• [Exercise data]
------------

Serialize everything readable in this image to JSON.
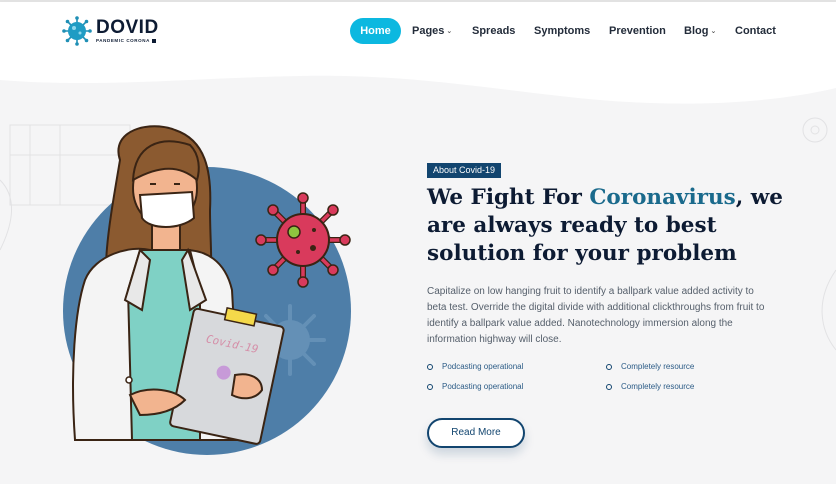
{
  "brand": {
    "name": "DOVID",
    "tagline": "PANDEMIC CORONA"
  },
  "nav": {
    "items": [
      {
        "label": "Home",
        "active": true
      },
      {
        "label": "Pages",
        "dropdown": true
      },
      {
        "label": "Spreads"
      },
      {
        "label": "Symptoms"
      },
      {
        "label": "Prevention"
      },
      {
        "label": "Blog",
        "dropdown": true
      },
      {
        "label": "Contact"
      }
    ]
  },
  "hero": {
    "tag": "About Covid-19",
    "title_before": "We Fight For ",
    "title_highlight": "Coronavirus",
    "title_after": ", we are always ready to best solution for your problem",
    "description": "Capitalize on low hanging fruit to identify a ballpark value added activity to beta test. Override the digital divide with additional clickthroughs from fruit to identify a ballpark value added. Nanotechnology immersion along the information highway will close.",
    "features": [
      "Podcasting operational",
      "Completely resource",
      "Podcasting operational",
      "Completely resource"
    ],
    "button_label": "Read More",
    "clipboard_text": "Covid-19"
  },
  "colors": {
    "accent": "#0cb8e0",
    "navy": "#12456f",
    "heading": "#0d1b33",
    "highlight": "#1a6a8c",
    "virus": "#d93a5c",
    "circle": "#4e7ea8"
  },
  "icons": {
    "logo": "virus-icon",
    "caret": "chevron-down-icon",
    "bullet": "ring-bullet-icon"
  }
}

------------

• [What you are asked to do] In the copy, omit the pictures and reproduce every entry exactly.

• [Output]
Serialize everything readable in this image to JSON.
{
  "brand": {
    "name": "DOVID",
    "tagline": "PANDEMIC CORONA"
  },
  "nav": {
    "items": [
      {
        "label": "Home",
        "active": true
      },
      {
        "label": "Pages",
        "dropdown": true
      },
      {
        "label": "Spreads"
      },
      {
        "label": "Symptoms"
      },
      {
        "label": "Prevention"
      },
      {
        "label": "Blog",
        "dropdown": true
      },
      {
        "label": "Contact"
      }
    ]
  },
  "hero": {
    "tag": "About Covid-19",
    "title_before": "We Fight For ",
    "title_highlight": "Coronavirus",
    "title_after": ", we are always ready to best solution for your problem",
    "description": "Capitalize on low hanging fruit to identify a ballpark value added activity to beta test. Override the digital divide with additional clickthroughs from fruit to identify a ballpark value added. Nanotechnology immersion along the information highway will close.",
    "features": [
      "Podcasting operational",
      "Completely resource",
      "Podcasting operational",
      "Completely resource"
    ],
    "button_label": "Read More",
    "clipboard_text": "Covid-19"
  },
  "colors": {
    "accent": "#0cb8e0",
    "navy": "#12456f",
    "heading": "#0d1b33",
    "highlight": "#1a6a8c",
    "virus": "#d93a5c",
    "circle": "#4e7ea8"
  },
  "icons": {
    "logo": "virus-icon",
    "caret": "chevron-down-icon",
    "bullet": "ring-bullet-icon"
  }
}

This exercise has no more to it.